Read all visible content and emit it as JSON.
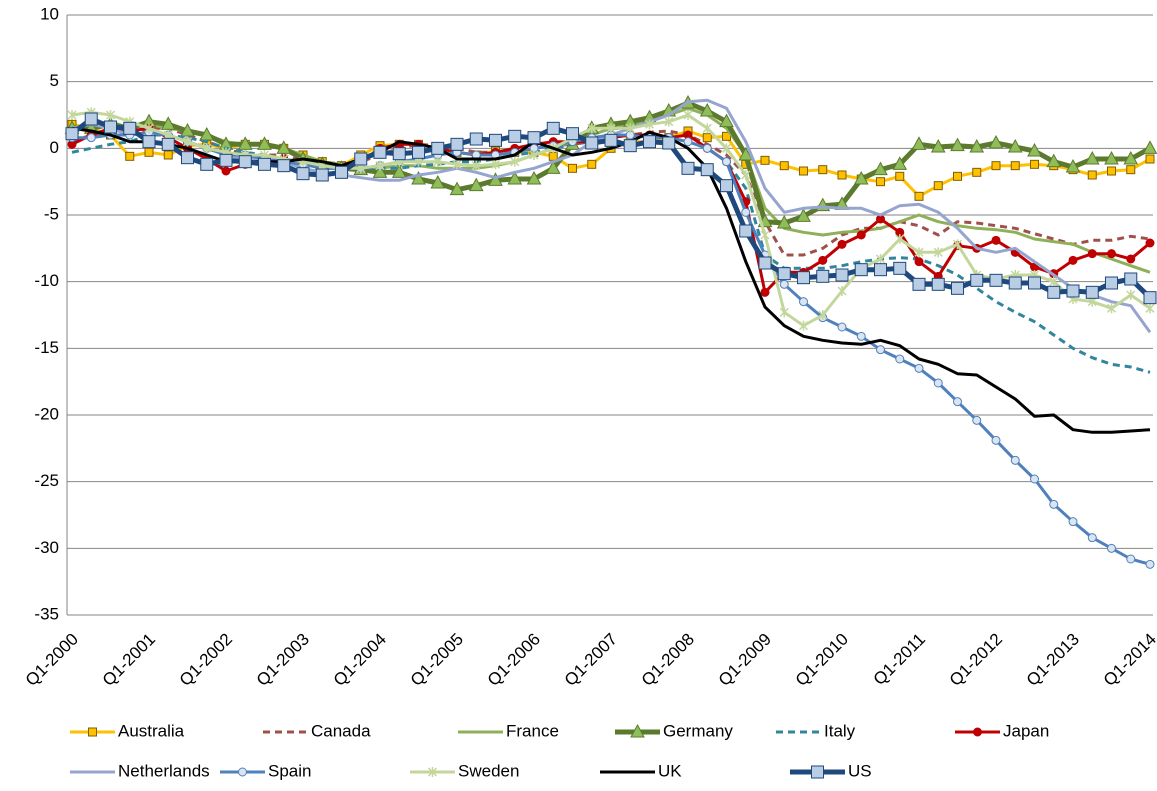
{
  "chart_data": {
    "type": "line",
    "categories": [
      "Q1-2000",
      null,
      null,
      null,
      "Q1-2001",
      null,
      null,
      null,
      "Q1-2002",
      null,
      null,
      null,
      "Q1-2003",
      null,
      null,
      null,
      "Q1-2004",
      null,
      null,
      null,
      "Q1-2005",
      null,
      null,
      null,
      "Q1-2006",
      null,
      null,
      null,
      "Q1-2007",
      null,
      null,
      null,
      "Q1-2008",
      null,
      null,
      null,
      "Q1-2009",
      null,
      null,
      null,
      "Q1-2010",
      null,
      null,
      null,
      "Q1-2011",
      null,
      null,
      null,
      "Q1-2012",
      null,
      null,
      null,
      "Q1-2013",
      null,
      null,
      null,
      "Q1-2014"
    ],
    "ylim": [
      -35,
      10
    ],
    "yticks": [
      -35,
      -30,
      -25,
      -20,
      -15,
      -10,
      -5,
      0,
      5,
      10
    ],
    "grid": true,
    "series": [
      {
        "name": "Australia",
        "color": "#ffc000",
        "marker": "square",
        "dashed": false,
        "values": [
          1.8,
          1.5,
          1.0,
          -0.6,
          -0.3,
          -0.5,
          0.2,
          0.3,
          0.0,
          0.3,
          0.3,
          0.0,
          -0.5,
          -1.0,
          -1.3,
          -0.5,
          0.2,
          0.3,
          0.3,
          0.0,
          -0.3,
          -0.5,
          -0.2,
          -0.3,
          -0.3,
          -0.6,
          -1.5,
          -1.2,
          0.0,
          0.5,
          0.5,
          0.8,
          1.3,
          0.8,
          0.9,
          -1.2,
          -0.9,
          -1.3,
          -1.7,
          -1.6,
          -2.0,
          -2.3,
          -2.5,
          -2.1,
          -3.6,
          -2.8,
          -2.1,
          -1.8,
          -1.3,
          -1.3,
          -1.2,
          -1.3,
          -1.6,
          -2.0,
          -1.7,
          -1.6,
          -0.8
        ]
      },
      {
        "name": "Canada",
        "color": "#a0504a",
        "marker": "none",
        "dashed": true,
        "values": [
          0.5,
          1,
          1,
          1,
          1.5,
          1.5,
          1,
          0.5,
          0,
          -0.5,
          -0.5,
          -0.5,
          -1,
          -1,
          -1.2,
          -1,
          -0.5,
          0,
          0.3,
          0.2,
          0,
          -0.3,
          -0.3,
          -0.3,
          0,
          0.2,
          0.3,
          0.5,
          0.8,
          1,
          1.2,
          1.3,
          1,
          0.3,
          -0.5,
          -2,
          -5.5,
          -8,
          -8,
          -7.5,
          -6.5,
          -6,
          -6,
          -5.5,
          -5.8,
          -6.5,
          -5.5,
          -5.6,
          -5.8,
          -6.0,
          -6.4,
          -6.8,
          -7.2,
          -6.9,
          -6.9,
          -6.6,
          -6.8
        ]
      },
      {
        "name": "France",
        "color": "#8db059",
        "marker": "none",
        "dashed": false,
        "values": [
          1.5,
          1.8,
          2,
          1.5,
          1.8,
          1.5,
          1.3,
          1,
          0.5,
          0.3,
          0.3,
          0,
          -0.5,
          -1,
          -1.2,
          -1.5,
          -1.5,
          -1.3,
          -1.3,
          -1.5,
          -1.5,
          -1.5,
          -1.3,
          -1,
          -0.5,
          0,
          0.5,
          1,
          1.5,
          1.8,
          2,
          2.5,
          3,
          2.5,
          1.5,
          -0.5,
          -4.5,
          -6,
          -6.3,
          -6.5,
          -6.3,
          -6.2,
          -6.0,
          -5.5,
          -5.0,
          -5.5,
          -5.8,
          -6.0,
          -6.1,
          -6.3,
          -6.8,
          -7.0,
          -7.2,
          -7.8,
          -8.3,
          -8.8,
          -9.3
        ]
      },
      {
        "name": "Germany",
        "color": "#5c7a2e",
        "marker": "triangle",
        "dashed": false,
        "values": [
          1.5,
          1.5,
          1.8,
          1.5,
          2.0,
          1.8,
          1.3,
          1.0,
          0.3,
          0.3,
          0.3,
          0.0,
          -0.8,
          -1.2,
          -1.5,
          -1.6,
          -1.8,
          -1.8,
          -2.3,
          -2.6,
          -3.1,
          -2.8,
          -2.4,
          -2.3,
          -2.3,
          -1.5,
          0.3,
          1.5,
          1.8,
          2.0,
          2.3,
          2.8,
          3.4,
          2.8,
          2.0,
          -0.5,
          -5.5,
          -5.6,
          -5.1,
          -4.3,
          -4.2,
          -2.3,
          -1.6,
          -1.2,
          0.3,
          0.1,
          0.2,
          0.1,
          0.4,
          0.1,
          -0.2,
          -1.0,
          -1.4,
          -0.8,
          -0.8,
          -0.8,
          0.0
        ]
      },
      {
        "name": "Italy",
        "color": "#31859c",
        "marker": "none",
        "dashed": true,
        "values": [
          -0.3,
          0,
          0.3,
          0.5,
          1,
          1,
          0.8,
          0.5,
          0,
          -0.3,
          -0.5,
          -0.8,
          -1,
          -1.2,
          -1.5,
          -1.5,
          -1.5,
          -1.5,
          -1.3,
          -1.2,
          -1,
          -1,
          -0.8,
          -0.5,
          -0.3,
          0,
          0.3,
          0.5,
          0.8,
          1,
          1,
          0.8,
          0.5,
          0,
          -1,
          -3,
          -8,
          -9,
          -9,
          -9,
          -8.8,
          -8.5,
          -8.3,
          -8.2,
          -8.3,
          -8.8,
          -9.5,
          -10.5,
          -11.5,
          -12.3,
          -13.0,
          -14.0,
          -15.0,
          -15.7,
          -16.2,
          -16.4,
          -16.8
        ]
      },
      {
        "name": "Japan",
        "color": "#c00000",
        "marker": "circle",
        "dashed": false,
        "values": [
          0.3,
          1.0,
          1.5,
          1.3,
          1.5,
          0.8,
          0.0,
          -0.8,
          -1.7,
          -1.2,
          -1.0,
          -0.8,
          -1.0,
          -1.5,
          -1.5,
          -1.0,
          0.0,
          0.3,
          0.3,
          0.0,
          -0.3,
          -0.5,
          -0.3,
          0.0,
          0.3,
          0.5,
          0.5,
          0.5,
          0.8,
          1.0,
          1.0,
          0.8,
          1.0,
          0.0,
          -1.0,
          -4.0,
          -10.8,
          -9.3,
          -9.3,
          -8.4,
          -7.2,
          -6.5,
          -5.3,
          -6.3,
          -8.5,
          -9.6,
          -7.3,
          -7.5,
          -6.9,
          -7.8,
          -8.9,
          -9.4,
          -8.4,
          -7.9,
          -7.9,
          -8.3,
          -7.1
        ]
      },
      {
        "name": "Netherlands",
        "color": "#95a5d0",
        "marker": "none",
        "dashed": false,
        "values": [
          1.5,
          1.8,
          1.5,
          1.0,
          1.2,
          1.0,
          0.5,
          0,
          -0.5,
          -0.8,
          -0.8,
          -1.0,
          -1.5,
          -1.8,
          -2.0,
          -2.2,
          -2.4,
          -2.4,
          -2.0,
          -1.8,
          -1.5,
          -1.8,
          -2.2,
          -1.8,
          -1.5,
          -1.0,
          -0.5,
          0.5,
          1.0,
          1.5,
          2.0,
          2.5,
          3.5,
          3.6,
          3.0,
          0.5,
          -3.0,
          -4.8,
          -4.5,
          -4.4,
          -4.5,
          -4.5,
          -5.0,
          -4.3,
          -4.2,
          -4.8,
          -6.0,
          -7.5,
          -7.8,
          -7.5,
          -8.5,
          -9.5,
          -10.5,
          -11.0,
          -11.5,
          -11.8,
          -13.8
        ]
      },
      {
        "name": "Spain",
        "color": "#4f81bd",
        "marker": "circle",
        "dashed": false,
        "values": [
          0.8,
          0.8,
          1.0,
          1.0,
          1.2,
          1.0,
          0.5,
          0.0,
          -0.5,
          -0.5,
          -0.8,
          -1.0,
          -1.2,
          -1.5,
          -1.5,
          -1.5,
          -1.3,
          -1.0,
          -0.8,
          -0.5,
          -0.3,
          -0.5,
          -0.5,
          -0.3,
          0.0,
          0.2,
          0.5,
          0.8,
          1.0,
          1.0,
          0.8,
          0.8,
          0.5,
          0.0,
          -1.0,
          -4.8,
          -8.0,
          -10.2,
          -11.5,
          -12.7,
          -13.4,
          -14.1,
          -15.1,
          -15.8,
          -16.5,
          -17.6,
          -19.0,
          -20.4,
          -21.9,
          -23.4,
          -24.8,
          -26.7,
          -28.0,
          -29.2,
          -30.0,
          -30.8,
          -31.2
        ]
      },
      {
        "name": "Sweden",
        "color": "#c3d69b",
        "marker": "star",
        "dashed": false,
        "values": [
          2.5,
          2.7,
          2.5,
          2.0,
          1.5,
          1.0,
          0.5,
          0.0,
          -0.3,
          -0.5,
          -0.5,
          -0.8,
          -1.0,
          -1.3,
          -1.5,
          -1.5,
          -1.3,
          -1.0,
          -1.0,
          -1.0,
          -1.2,
          -1.3,
          -1.2,
          -1.0,
          -0.5,
          0.0,
          0.8,
          1.5,
          1.5,
          1.5,
          1.8,
          2.0,
          2.5,
          1.5,
          0.0,
          -2.0,
          -6.5,
          -12.3,
          -13.3,
          -12.5,
          -10.7,
          -9.0,
          -8.3,
          -6.8,
          -7.8,
          -7.8,
          -7.2,
          -9.5,
          -9.8,
          -9.5,
          -9.5,
          -10.0,
          -11.3,
          -11.5,
          -12.0,
          -11.0,
          -12.0
        ]
      },
      {
        "name": "UK",
        "color": "#000000",
        "marker": "none",
        "dashed": false,
        "values": [
          1.5,
          1.3,
          1.0,
          0.5,
          0.5,
          0.3,
          0.0,
          -0.5,
          -1.0,
          -1.0,
          -1.0,
          -1.0,
          -0.8,
          -1.0,
          -1.3,
          -0.8,
          -0.3,
          0.5,
          0.3,
          0.0,
          -0.8,
          -0.8,
          -0.8,
          -0.5,
          0.5,
          0.0,
          -0.5,
          -0.3,
          0.0,
          0.5,
          1.2,
          0.8,
          0.0,
          -1.5,
          -4.5,
          -8.5,
          -11.9,
          -13.3,
          -14.1,
          -14.4,
          -14.6,
          -14.7,
          -14.4,
          -14.8,
          -15.8,
          -16.2,
          -16.9,
          -17.0,
          -17.9,
          -18.8,
          -20.1,
          -20.0,
          -21.1,
          -21.3,
          -21.3,
          -21.2,
          -21.1
        ]
      },
      {
        "name": "US",
        "color": "#1f497d",
        "marker": "square",
        "dashed": false,
        "values": [
          1.1,
          2.2,
          1.6,
          1.5,
          0.5,
          0.3,
          -0.7,
          -1.2,
          -0.9,
          -1.0,
          -1.2,
          -1.3,
          -1.9,
          -2.0,
          -1.8,
          -0.8,
          -0.3,
          -0.4,
          -0.3,
          0.0,
          0.3,
          0.7,
          0.6,
          0.9,
          0.8,
          1.5,
          1.1,
          0.4,
          0.6,
          0.2,
          0.5,
          0.4,
          -1.5,
          -1.6,
          -2.8,
          -6.2,
          -8.6,
          -9.4,
          -9.7,
          -9.6,
          -9.5,
          -9.1,
          -9.1,
          -9.0,
          -10.2,
          -10.2,
          -10.5,
          -9.9,
          -9.9,
          -10.1,
          -10.1,
          -10.8,
          -10.7,
          -10.8,
          -10.1,
          -9.8,
          -11.2
        ]
      }
    ]
  }
}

● ● ● ● ● ● ●

> WHAT TO WORK ON
Pull out all lines in the data above that include "name".

> TASK SOLUTION
        "name": "Australia",
        "name": "Canada",
        "name": "France",
        "name": "Germany",
        "name": "Italy",
        "name": "Japan",
        "name": "Netherlands",
        "name": "Spain",
        "name": "Sweden",
        "name": "UK",
        "name": "US",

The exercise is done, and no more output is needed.